> Requirement: Give the listing again in full, exactly as written.

> Dataset rows about figures:
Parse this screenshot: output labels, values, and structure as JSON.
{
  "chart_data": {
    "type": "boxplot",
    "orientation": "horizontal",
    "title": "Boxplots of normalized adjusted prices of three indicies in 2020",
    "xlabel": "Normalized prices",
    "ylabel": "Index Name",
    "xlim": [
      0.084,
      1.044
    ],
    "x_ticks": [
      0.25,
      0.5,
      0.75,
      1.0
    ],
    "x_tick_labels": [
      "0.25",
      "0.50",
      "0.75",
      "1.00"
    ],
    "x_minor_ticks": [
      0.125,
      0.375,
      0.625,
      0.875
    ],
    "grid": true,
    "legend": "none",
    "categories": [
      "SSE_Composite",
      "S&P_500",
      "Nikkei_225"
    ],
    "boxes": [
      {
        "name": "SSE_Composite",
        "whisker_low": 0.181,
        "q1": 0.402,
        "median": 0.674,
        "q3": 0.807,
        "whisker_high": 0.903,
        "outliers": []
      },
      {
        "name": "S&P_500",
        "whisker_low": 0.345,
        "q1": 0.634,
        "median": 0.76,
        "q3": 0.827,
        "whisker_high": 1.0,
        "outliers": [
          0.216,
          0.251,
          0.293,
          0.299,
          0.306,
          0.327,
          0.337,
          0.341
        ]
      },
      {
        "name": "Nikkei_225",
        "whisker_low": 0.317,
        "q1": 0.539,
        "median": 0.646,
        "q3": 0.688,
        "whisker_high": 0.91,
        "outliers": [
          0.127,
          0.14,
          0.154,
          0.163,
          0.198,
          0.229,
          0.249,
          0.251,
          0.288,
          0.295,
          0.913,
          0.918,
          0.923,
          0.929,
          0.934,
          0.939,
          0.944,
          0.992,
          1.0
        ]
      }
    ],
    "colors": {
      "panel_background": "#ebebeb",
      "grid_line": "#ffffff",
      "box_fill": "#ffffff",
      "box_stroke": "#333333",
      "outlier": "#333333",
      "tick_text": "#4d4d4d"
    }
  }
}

> Solved exercise:
Parse this screenshot: output labels, values, and structure as JSON.
{
  "chart_data": {
    "type": "boxplot",
    "orientation": "horizontal",
    "title": "Boxplots of normalized adjusted prices of three indicies in 2020",
    "xlabel": "Normalized prices",
    "ylabel": "Index Name",
    "xlim": [
      0.084,
      1.044
    ],
    "x_ticks": [
      0.25,
      0.5,
      0.75,
      1.0
    ],
    "x_tick_labels": [
      "0.25",
      "0.50",
      "0.75",
      "1.00"
    ],
    "x_minor_ticks": [
      0.125,
      0.375,
      0.625,
      0.875
    ],
    "grid": true,
    "legend": "none",
    "categories": [
      "SSE_Composite",
      "S&P_500",
      "Nikkei_225"
    ],
    "boxes": [
      {
        "name": "SSE_Composite",
        "whisker_low": 0.181,
        "q1": 0.402,
        "median": 0.674,
        "q3": 0.807,
        "whisker_high": 0.903,
        "outliers": []
      },
      {
        "name": "S&P_500",
        "whisker_low": 0.345,
        "q1": 0.634,
        "median": 0.76,
        "q3": 0.827,
        "whisker_high": 1.0,
        "outliers": [
          0.216,
          0.251,
          0.293,
          0.299,
          0.306,
          0.327,
          0.337,
          0.341
        ]
      },
      {
        "name": "Nikkei_225",
        "whisker_low": 0.317,
        "q1": 0.539,
        "median": 0.646,
        "q3": 0.688,
        "whisker_high": 0.91,
        "outliers": [
          0.127,
          0.14,
          0.154,
          0.163,
          0.198,
          0.229,
          0.249,
          0.251,
          0.288,
          0.295,
          0.913,
          0.918,
          0.923,
          0.929,
          0.934,
          0.939,
          0.944,
          0.992,
          1.0
        ]
      }
    ],
    "colors": {
      "panel_background": "#ebebeb",
      "grid_line": "#ffffff",
      "box_fill": "#ffffff",
      "box_stroke": "#333333",
      "outlier": "#333333",
      "tick_text": "#4d4d4d"
    }
  }
}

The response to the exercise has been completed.